--- Begin ---

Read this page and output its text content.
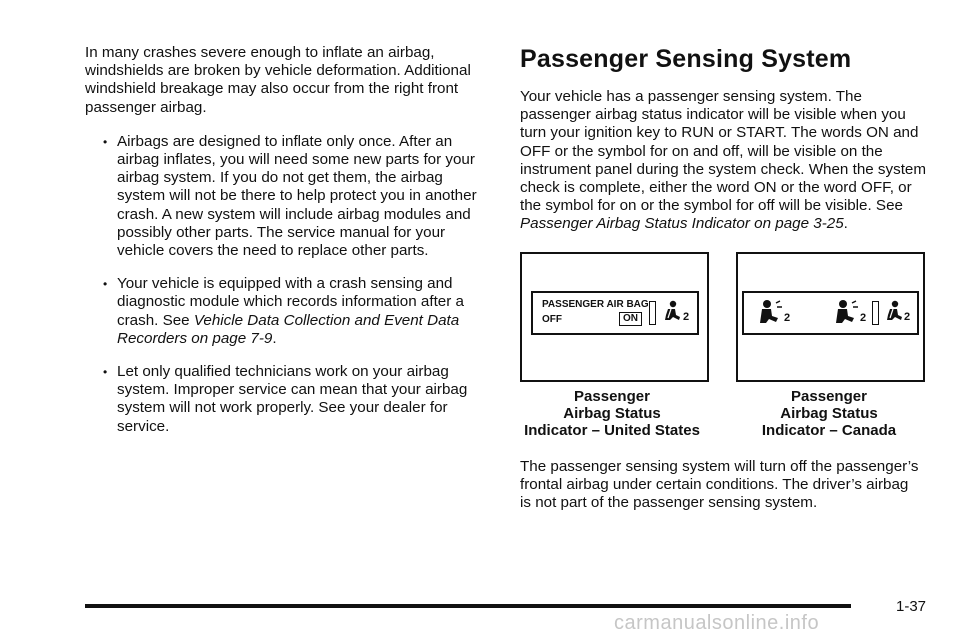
In many crashes severe enough to inflate an airbag, windshields are broken by vehicle deformation. Additional windshield breakage may also occur from the right front passenger airbag.

• Airbags are designed to inflate only once. After an airbag inflates, you will need some new parts for your airbag system. If you do not get them, the airbag system will not be there to help protect you in another crash. A new system will include airbag modules and possibly other parts. The service manual for your vehicle covers the need to replace other parts.
• Your vehicle is equipped with a crash sensing and diagnostic module which records information after a crash. See Vehicle Data Collection and Event Data Recorders on page 7-9.
• Let only qualified technicians work on your airbag system. Improper service can mean that your airbag system will not work properly. See your dealer for service.
Passenger Sensing System

Your vehicle has a passenger sensing system. The passenger airbag status indicator will be visible when you turn your ignition key to RUN or START. The words ON and OFF or the symbol for on and off, will be visible on the instrument panel during the system check. When the system check is complete, either the word ON or the word OFF, or the symbol for on or the symbol for off will be visible. See Passenger Airbag Status Indicator on page 3-25.

PASSENGER AIR BAG
OFF	ON	2
Passenger
Airbag Status
Indicator – United States
2	2	2
Passenger
Airbag Status
Indicator – Canada

The passenger sensing system will turn off the passenger’s frontal airbag under certain conditions. The driver’s airbag is not part of the passenger sensing system.

1-37
carmanualsonline.info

--- End ---

Task requirements
Reproduce the listing exactly. Leave its pictures out.

Solved problem
Read this page and output its text content.
In many crashes severe enough to inflate an airbag, windshields are broken by vehicle deformation. Additional windshield breakage may also occur from the right front passenger airbag.

• Airbags are designed to inflate only once. After an airbag inflates, you will need some new parts for your airbag system. If you do not get them, the airbag system will not be there to help protect you in another crash. A new system will include airbag modules and possibly other parts. The service manual for your vehicle covers the need to replace other parts.
• Your vehicle is equipped with a crash sensing and diagnostic module which records information after a crash. See Vehicle Data Collection and Event Data Recorders on page 7-9.
• Let only qualified technicians work on your airbag system. Improper service can mean that your airbag system will not work properly. See your dealer for service.
Passenger Sensing System

Your vehicle has a passenger sensing system. The passenger airbag status indicator will be visible when you turn your ignition key to RUN or START. The words ON and OFF or the symbol for on and off, will be visible on the instrument panel during the system check. When the system check is complete, either the word ON or the word OFF, or the symbol for on or the symbol for off will be visible. See Passenger Airbag Status Indicator on page 3-25.

PASSENGER AIR BAG
OFF	ON	2
Passenger
Airbag Status
Indicator – United States
2	2	2
Passenger
Airbag Status
Indicator – Canada

The passenger sensing system will turn off the passenger’s frontal airbag under certain conditions. The driver’s airbag is not part of the passenger sensing system.

1-37
carmanualsonline.info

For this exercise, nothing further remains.